Extract:
** begin **
Each window can be individually manipulated. The memory used by a window can even be mapped into the address range of the system microprocessor while the rest of the screen is handled separately. As a consequence, most of the calculating normally required to change a window is eliminated. Therefore, screen updates speed up substantially.

Panning

Hardware panning takes advantage of the some of the memory in the video system that's not needed as a frame buffer. For example, your video board may have 2MB of memory but uses only 1.5MB to store a full 1024-by-768-pixel image with 16-bit color. The extra half megabyte of memory can hold an image that's bigger than that displayed on the monitor screen—the monitor image essentially becomes a window into display memory. Instead of stretching out for 1024-by-768 pixels, for example, the extra display memory might allow the filling of an 1152-by-864-pixel map. To pan the onscreen image one way or another on the screen, the display circuits only need to change the address of the area routed through the output of the board.

Changing addresses is much faster than moving blocks of bytes with BitBlt instructions, so hardware panning takes place very quickly—as long as the video board's memory holds the entirety of the image to be displayed. This technique is most useful when you have an older monitor that's not quite up to today's high scan rates—you put as much image on your screen as your monitor can tolerate while organizing your work across a larger desktop.

Depending on the hardware and drivers you've installed in your computer, Windows allows you to adjust the size of your desktop and onscreen display independently through the Settings tab of Display Properties.

Three-Dimensional Graphics

All the latest display adapters claim to have the capacity to display three-dimensional images. In other words, they claim to be 3D boards. In terms of a display adapter, 3D means more and less than it seems. 3D does not mean what it did in the 1950s when your parents or grandparents put on blue-and-red glasses with cardboard frames to watch The Creature from the Black Lagoon jump out of the movie screen at them. In computer terms, that kind of 3D is a stereoscopic display.

In computer terms, 3D means adding simulated depth to the flat images on a monitor screen. But a 3D graphics adapter does more than add the appearance of a third dimension. It also gives 3D motion to your images to add excitement to games and give attention-grabbing effects to your presentations.

Indeed, the motion part of the 3D board's job is its toughest assignment. Not only must it make 3D images, but it also has to make them fast enough (at least 15 frames per second) that you think they are moving rather than just flashing at you.
** end **
Annotations of page elements
** begin **
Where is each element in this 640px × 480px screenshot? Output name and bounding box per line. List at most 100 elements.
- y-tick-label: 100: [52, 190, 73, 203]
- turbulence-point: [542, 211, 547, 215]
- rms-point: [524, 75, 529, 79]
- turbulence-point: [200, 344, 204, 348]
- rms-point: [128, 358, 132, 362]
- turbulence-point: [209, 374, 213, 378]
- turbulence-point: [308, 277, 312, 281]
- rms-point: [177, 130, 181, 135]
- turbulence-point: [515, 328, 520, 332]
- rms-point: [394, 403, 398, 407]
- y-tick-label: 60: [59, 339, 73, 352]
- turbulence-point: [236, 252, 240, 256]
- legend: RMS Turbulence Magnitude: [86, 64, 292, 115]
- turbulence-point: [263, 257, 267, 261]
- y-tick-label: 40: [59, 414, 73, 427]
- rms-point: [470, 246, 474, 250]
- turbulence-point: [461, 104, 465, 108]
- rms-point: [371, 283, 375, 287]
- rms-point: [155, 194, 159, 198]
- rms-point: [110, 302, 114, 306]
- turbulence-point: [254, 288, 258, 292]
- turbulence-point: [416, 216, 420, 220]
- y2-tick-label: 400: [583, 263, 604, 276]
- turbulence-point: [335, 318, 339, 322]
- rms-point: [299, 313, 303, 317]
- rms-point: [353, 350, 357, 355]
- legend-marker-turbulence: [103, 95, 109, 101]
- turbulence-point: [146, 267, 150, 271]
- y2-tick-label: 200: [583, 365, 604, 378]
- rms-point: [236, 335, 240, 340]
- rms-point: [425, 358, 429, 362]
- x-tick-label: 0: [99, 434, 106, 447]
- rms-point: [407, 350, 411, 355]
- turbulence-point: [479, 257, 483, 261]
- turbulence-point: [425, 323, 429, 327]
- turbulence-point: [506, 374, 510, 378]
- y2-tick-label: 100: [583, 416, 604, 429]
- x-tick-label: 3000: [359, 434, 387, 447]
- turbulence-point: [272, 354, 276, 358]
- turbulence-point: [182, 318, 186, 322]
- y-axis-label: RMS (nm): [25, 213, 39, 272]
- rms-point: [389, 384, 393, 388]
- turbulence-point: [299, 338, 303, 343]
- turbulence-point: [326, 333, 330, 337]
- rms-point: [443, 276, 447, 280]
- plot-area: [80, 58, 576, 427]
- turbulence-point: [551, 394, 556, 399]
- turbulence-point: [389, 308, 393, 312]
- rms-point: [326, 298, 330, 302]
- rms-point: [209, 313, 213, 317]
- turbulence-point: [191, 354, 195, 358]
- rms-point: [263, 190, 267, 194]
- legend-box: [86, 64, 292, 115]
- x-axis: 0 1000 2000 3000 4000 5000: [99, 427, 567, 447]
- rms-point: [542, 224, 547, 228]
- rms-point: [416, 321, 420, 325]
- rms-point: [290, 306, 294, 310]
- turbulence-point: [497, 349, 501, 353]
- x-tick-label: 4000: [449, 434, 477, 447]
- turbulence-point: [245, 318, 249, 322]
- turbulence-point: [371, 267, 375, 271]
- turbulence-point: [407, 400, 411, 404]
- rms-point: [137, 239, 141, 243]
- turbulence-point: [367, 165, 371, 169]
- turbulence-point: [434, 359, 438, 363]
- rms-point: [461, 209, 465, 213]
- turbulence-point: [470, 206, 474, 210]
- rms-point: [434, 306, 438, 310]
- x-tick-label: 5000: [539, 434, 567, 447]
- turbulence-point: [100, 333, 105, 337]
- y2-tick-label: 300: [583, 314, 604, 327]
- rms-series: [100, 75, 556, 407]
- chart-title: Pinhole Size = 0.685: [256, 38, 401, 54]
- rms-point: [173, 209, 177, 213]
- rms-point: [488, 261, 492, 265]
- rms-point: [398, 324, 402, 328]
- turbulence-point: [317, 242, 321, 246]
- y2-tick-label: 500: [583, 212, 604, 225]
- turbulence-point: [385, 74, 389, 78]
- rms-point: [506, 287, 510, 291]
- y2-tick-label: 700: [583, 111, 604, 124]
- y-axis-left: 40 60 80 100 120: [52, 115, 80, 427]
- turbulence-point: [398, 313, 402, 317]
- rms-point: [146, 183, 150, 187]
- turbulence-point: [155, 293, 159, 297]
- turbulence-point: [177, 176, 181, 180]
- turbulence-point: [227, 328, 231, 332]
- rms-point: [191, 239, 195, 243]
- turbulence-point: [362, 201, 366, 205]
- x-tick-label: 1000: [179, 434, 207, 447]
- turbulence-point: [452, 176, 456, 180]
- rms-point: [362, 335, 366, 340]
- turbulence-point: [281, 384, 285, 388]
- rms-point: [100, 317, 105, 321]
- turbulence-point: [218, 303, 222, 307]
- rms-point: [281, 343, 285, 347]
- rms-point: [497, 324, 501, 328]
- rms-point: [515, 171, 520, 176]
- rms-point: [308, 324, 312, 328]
** end **
Work instructions:
A. Can you copy the display hardware passage word for word, from "Each window can" up to and including "speed up substantially."?
B. How would the display hardware passage go on after its final sentence? Write the continuation.

Answers provided:
A.
Each window can be individually manipulated. The memory used by a window can even be mapped into the address range of the system microprocessor while the rest of the screen is handled separately. As a consequence, most of the calculating normally required to change a window is eliminated. Therefore, screen updates speed up substantially.

B.
Generating those images takes more processing power than was available in a computer a few years ago. The 3D boards have to move megabytes, even hundreds of them, every second. They have to cope with mathematical functions you probably never knew existed in high school—and frightened you into an Arts degree once in college. Yet they now encapsulate all the power they need in today's graphics accelerators. Better still, most of the math is gone. When developers write programs, they only need to call the advanced functions built in to programming interfaces such as Microsoft's DirectX.

No matter what you use your 3D board for, it needs to handle a few basic functions to generate its illusion of 3D reality. These functions can take place in hardware or software—that is, your graphics accelerator can take care of the heavy-duty computing itself or rely on your computer's microprocessor to do the hardware and merely pass along conventional two-dimensional functions to your 3D board. Obviously, a 3D board is supposed to do all the 3D work itself, but DirectX will take over if your board doesn't have the hardware functions it needs.

Tessellation

Computers face a problem in creating and manipulating three-dimensional objects. Because a computer works only with numbers, objects must be mathematically described for the computer to have any idea of how to deal with them. Finding a set of equations to describe a complex object is a daunting task—so daunting that programmers don't dare face it. Instead, they break complex objects into easily describable pieces and use the computer to manipulate those pieces. What they do is make their images the same way a mosaic artist makes a picture from small tiles.

The process of breaking the image into tile-like pieces is termed tessellation. The term comes from the name given to one of the mosaic artist's tiles, tessera (the plural form is tesserae).

In 3D graphics, the computer manipulates each tessera individually. When its transformation is complete, the computer recombines all the tesserae to create the original object. To eliminate the seams between the individual tessera and other artifacts of the manipulation, the graphics system filters the resulting image combination.

In practical 3D display systems, the tesserae are polygons, usually triangles. The performance of 3D processors is often expressed in the number of polygons (or triangles) that can be rendered in a second. The number has to be prodigious. A complex object may require 20,000 or more polygons. Rotate it with 15 updates per second, and your graphic chip has to render 300,000 polygons per second.

The polygons per second description of a product really doesn't reveal a lot. The rendering time for any polygon depends on its shading, texture, and other attributes. Chipmakers rate their products with their theoretical capabilities, and you can guess whether they would use best-case (monochrome, smooth surface triangles) or worst-case (True Color, polygons with complex textures, filtering, and antialiasing) conditions.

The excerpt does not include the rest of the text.